>>>>>
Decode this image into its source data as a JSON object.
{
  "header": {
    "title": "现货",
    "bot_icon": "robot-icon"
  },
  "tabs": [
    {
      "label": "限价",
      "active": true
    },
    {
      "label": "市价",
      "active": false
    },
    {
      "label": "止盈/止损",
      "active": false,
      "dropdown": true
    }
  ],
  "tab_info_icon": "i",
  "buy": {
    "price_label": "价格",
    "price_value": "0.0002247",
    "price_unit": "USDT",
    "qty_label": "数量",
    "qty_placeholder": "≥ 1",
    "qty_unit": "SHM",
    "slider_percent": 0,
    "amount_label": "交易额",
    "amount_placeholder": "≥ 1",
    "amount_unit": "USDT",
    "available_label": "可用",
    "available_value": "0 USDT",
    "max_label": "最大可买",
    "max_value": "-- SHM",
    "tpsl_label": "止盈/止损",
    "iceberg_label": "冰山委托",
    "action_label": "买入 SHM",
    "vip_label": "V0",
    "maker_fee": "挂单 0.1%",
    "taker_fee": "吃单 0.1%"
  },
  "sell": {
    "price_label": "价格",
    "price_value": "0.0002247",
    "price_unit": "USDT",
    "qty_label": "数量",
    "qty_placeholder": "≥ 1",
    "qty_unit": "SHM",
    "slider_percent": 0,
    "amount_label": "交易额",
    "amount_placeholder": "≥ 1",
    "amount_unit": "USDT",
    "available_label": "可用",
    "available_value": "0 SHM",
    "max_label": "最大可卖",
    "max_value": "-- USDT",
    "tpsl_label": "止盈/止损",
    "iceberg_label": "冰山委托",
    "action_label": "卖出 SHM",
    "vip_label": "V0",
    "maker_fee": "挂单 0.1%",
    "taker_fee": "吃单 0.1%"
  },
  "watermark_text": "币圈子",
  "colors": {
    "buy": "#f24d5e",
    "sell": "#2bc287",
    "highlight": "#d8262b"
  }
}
<<<<<
● Aim
Retype the records that precede this task, keeping them exactly the same.

● Answer to this exercise
Decode this image into its source data as a JSON object.
{
  "header": {
    "title": "现货",
    "bot_icon": "robot-icon"
  },
  "tabs": [
    {
      "label": "限价",
      "active": true
    },
    {
      "label": "市价",
      "active": false
    },
    {
      "label": "止盈/止损",
      "active": false,
      "dropdown": true
    }
  ],
  "tab_info_icon": "i",
  "buy": {
    "price_label": "价格",
    "price_value": "0.0002247",
    "price_unit": "USDT",
    "qty_label": "数量",
    "qty_placeholder": "≥ 1",
    "qty_unit": "SHM",
    "slider_percent": 0,
    "amount_label": "交易额",
    "amount_placeholder": "≥ 1",
    "amount_unit": "USDT",
    "available_label": "可用",
    "available_value": "0 USDT",
    "max_label": "最大可买",
    "max_value": "-- SHM",
    "tpsl_label": "止盈/止损",
    "iceberg_label": "冰山委托",
    "action_label": "买入 SHM",
    "vip_label": "V0",
    "maker_fee": "挂单 0.1%",
    "taker_fee": "吃单 0.1%"
  },
  "sell": {
    "price_label": "价格",
    "price_value": "0.0002247",
    "price_unit": "USDT",
    "qty_label": "数量",
    "qty_placeholder": "≥ 1",
    "qty_unit": "SHM",
    "slider_percent": 0,
    "amount_label": "交易额",
    "amount_placeholder": "≥ 1",
    "amount_unit": "USDT",
    "available_label": "可用",
    "available_value": "0 SHM",
    "max_label": "最大可卖",
    "max_value": "-- USDT",
    "tpsl_label": "止盈/止损",
    "iceberg_label": "冰山委托",
    "action_label": "卖出 SHM",
    "vip_label": "V0",
    "maker_fee": "挂单 0.1%",
    "taker_fee": "吃单 0.1%"
  },
  "watermark_text": "币圈子",
  "colors": {
    "buy": "#f24d5e",
    "sell": "#2bc287",
    "highlight": "#d8262b"
  }
}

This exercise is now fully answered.